Exercise prompt:
Return the entries below verbatim. Pictures stay out.

Supplied records:
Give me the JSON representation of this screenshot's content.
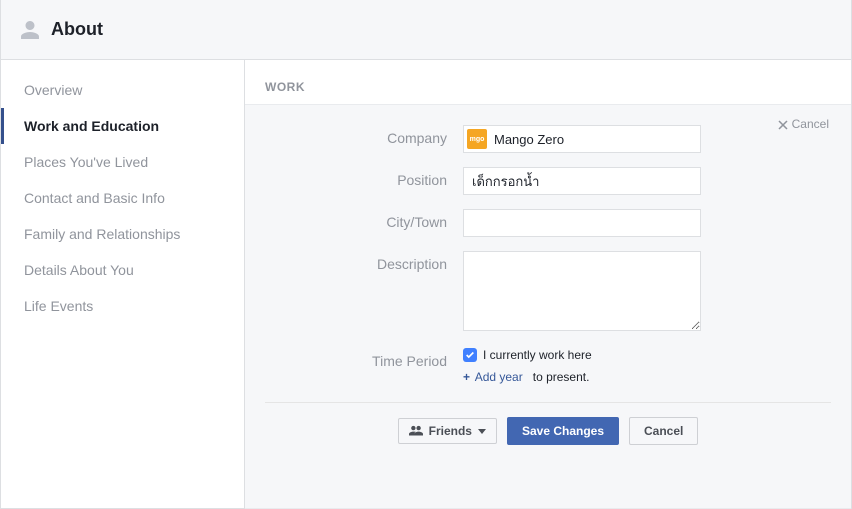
{
  "header": {
    "title": "About"
  },
  "sidebar": {
    "items": [
      {
        "label": "Overview"
      },
      {
        "label": "Work and Education"
      },
      {
        "label": "Places You've Lived"
      },
      {
        "label": "Contact and Basic Info"
      },
      {
        "label": "Family and Relationships"
      },
      {
        "label": "Details About You"
      },
      {
        "label": "Life Events"
      }
    ]
  },
  "main": {
    "section_title": "WORK",
    "cancel_top": "Cancel",
    "form": {
      "company_label": "Company",
      "company_value": "Mango Zero",
      "position_label": "Position",
      "position_value": "เด็กกรอกน้ำ",
      "city_label": "City/Town",
      "city_value": "",
      "description_label": "Description",
      "description_value": "",
      "time_label": "Time Period",
      "time_checkbox": "I currently work here",
      "add_year": "Add year",
      "to_present": "to present."
    },
    "footer": {
      "audience": "Friends",
      "save": "Save Changes",
      "cancel": "Cancel"
    }
  }
}
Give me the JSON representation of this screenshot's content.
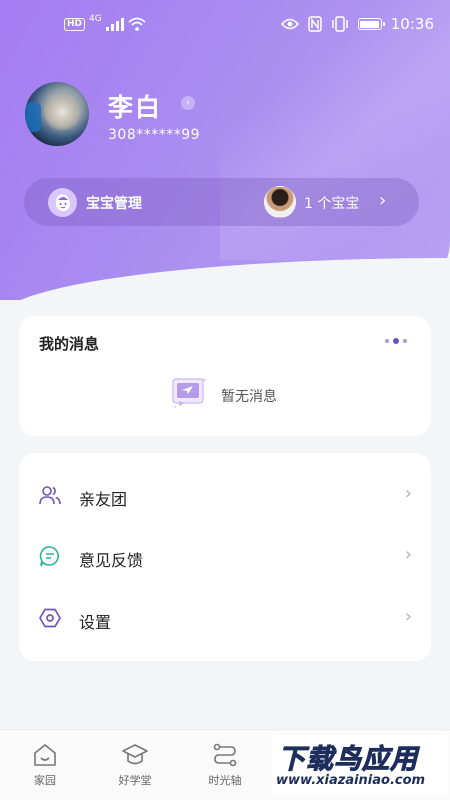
{
  "status_bar": {
    "hd": "HD",
    "network": "4G",
    "time": "10:36"
  },
  "profile": {
    "name": "李白",
    "phone": "308******99"
  },
  "baby_bar": {
    "label": "宝宝管理",
    "count_text": "1 个宝宝"
  },
  "messages": {
    "title": "我的消息",
    "empty_text": "暂无消息"
  },
  "menu": {
    "items": [
      {
        "label": "亲友团",
        "icon": "family-group-icon"
      },
      {
        "label": "意见反馈",
        "icon": "feedback-icon"
      },
      {
        "label": "设置",
        "icon": "settings-icon"
      }
    ]
  },
  "bottom_nav": {
    "items": [
      {
        "label": "家园",
        "icon": "home-icon"
      },
      {
        "label": "好学堂",
        "icon": "graduation-cap-icon"
      },
      {
        "label": "时光轴",
        "icon": "timeline-icon"
      }
    ]
  },
  "watermark": {
    "main": "下载鸟应用",
    "sub": "www.xiazainiao.com"
  },
  "colors": {
    "header": "#a57cf2",
    "accent": "#6d55b8",
    "background": "#f4f5f7"
  }
}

Exercise response:
Give me the JSON representation of this screenshot's content.
{
  "header": {
    "title": "About"
  },
  "sidebar": {
    "items": [
      {
        "label": "Overview"
      },
      {
        "label": "Work and Education"
      },
      {
        "label": "Places You've Lived"
      },
      {
        "label": "Contact and Basic Info"
      },
      {
        "label": "Family and Relationships"
      },
      {
        "label": "Details About You"
      },
      {
        "label": "Life Events"
      }
    ]
  },
  "main": {
    "section_title": "WORK",
    "cancel_top": "Cancel",
    "form": {
      "company_label": "Company",
      "company_value": "Mango Zero",
      "position_label": "Position",
      "position_value": "เด็กกรอกน้ำ",
      "city_label": "City/Town",
      "city_value": "",
      "description_label": "Description",
      "description_value": "",
      "time_label": "Time Period",
      "time_checkbox": "I currently work here",
      "add_year": "Add year",
      "to_present": "to present."
    },
    "footer": {
      "audience": "Friends",
      "save": "Save Changes",
      "cancel": "Cancel"
    }
  }
}
Give me the JSON representation of this screenshot's content.
{
  "status_bar": {
    "hd": "HD",
    "network": "4G",
    "time": "10:36"
  },
  "profile": {
    "name": "李白",
    "phone": "308******99"
  },
  "baby_bar": {
    "label": "宝宝管理",
    "count_text": "1 个宝宝"
  },
  "messages": {
    "title": "我的消息",
    "empty_text": "暂无消息"
  },
  "menu": {
    "items": [
      {
        "label": "亲友团",
        "icon": "family-group-icon"
      },
      {
        "label": "意见反馈",
        "icon": "feedback-icon"
      },
      {
        "label": "设置",
        "icon": "settings-icon"
      }
    ]
  },
  "bottom_nav": {
    "items": [
      {
        "label": "家园",
        "icon": "home-icon"
      },
      {
        "label": "好学堂",
        "icon": "graduation-cap-icon"
      },
      {
        "label": "时光轴",
        "icon": "timeline-icon"
      }
    ]
  },
  "watermark": {
    "main": "下载鸟应用",
    "sub": "www.xiazainiao.com"
  },
  "colors": {
    "header": "#a57cf2",
    "accent": "#6d55b8",
    "background": "#f4f5f7"
  }
}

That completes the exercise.